Entries taken from a collection:
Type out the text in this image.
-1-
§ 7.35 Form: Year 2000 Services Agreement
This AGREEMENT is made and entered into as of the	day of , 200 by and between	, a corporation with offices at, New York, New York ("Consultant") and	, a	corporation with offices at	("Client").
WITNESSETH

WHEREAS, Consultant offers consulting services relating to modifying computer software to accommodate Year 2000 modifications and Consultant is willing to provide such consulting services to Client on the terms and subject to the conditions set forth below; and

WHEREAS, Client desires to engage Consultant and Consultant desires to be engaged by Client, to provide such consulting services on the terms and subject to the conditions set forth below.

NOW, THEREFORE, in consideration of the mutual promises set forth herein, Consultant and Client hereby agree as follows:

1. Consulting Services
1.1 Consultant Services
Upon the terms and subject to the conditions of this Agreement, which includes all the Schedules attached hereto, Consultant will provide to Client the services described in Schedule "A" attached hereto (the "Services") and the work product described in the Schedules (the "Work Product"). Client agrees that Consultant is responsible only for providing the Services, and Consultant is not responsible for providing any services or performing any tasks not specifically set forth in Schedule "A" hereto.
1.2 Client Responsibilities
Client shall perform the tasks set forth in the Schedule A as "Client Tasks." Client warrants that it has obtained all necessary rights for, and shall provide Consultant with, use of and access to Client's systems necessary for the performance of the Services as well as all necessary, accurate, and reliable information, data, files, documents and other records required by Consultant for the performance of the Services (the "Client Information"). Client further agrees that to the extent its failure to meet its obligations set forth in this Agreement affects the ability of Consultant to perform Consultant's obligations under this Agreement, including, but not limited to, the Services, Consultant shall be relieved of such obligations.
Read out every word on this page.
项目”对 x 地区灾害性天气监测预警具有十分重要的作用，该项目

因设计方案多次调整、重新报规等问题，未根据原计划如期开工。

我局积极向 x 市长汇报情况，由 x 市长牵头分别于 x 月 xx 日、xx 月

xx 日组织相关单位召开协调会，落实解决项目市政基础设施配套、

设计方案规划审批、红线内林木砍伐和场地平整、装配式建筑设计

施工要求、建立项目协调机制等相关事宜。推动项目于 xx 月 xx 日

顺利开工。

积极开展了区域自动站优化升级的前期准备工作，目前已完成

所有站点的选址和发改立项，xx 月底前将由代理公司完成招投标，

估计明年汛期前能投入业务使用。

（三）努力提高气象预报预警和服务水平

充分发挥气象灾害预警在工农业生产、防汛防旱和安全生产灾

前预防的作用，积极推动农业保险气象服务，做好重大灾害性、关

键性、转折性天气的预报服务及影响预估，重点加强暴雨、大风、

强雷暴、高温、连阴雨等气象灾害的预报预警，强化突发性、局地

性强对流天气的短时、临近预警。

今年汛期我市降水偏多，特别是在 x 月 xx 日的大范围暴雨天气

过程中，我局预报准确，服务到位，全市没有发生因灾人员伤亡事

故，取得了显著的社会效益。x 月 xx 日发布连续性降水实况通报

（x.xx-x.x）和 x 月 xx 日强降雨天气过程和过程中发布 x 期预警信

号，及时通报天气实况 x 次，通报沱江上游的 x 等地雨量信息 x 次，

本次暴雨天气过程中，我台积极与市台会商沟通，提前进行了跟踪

**What you should do**
Determine how many lines above contain "WHEREAS" as a word or string. Give the number alone.

**Response to the task**
2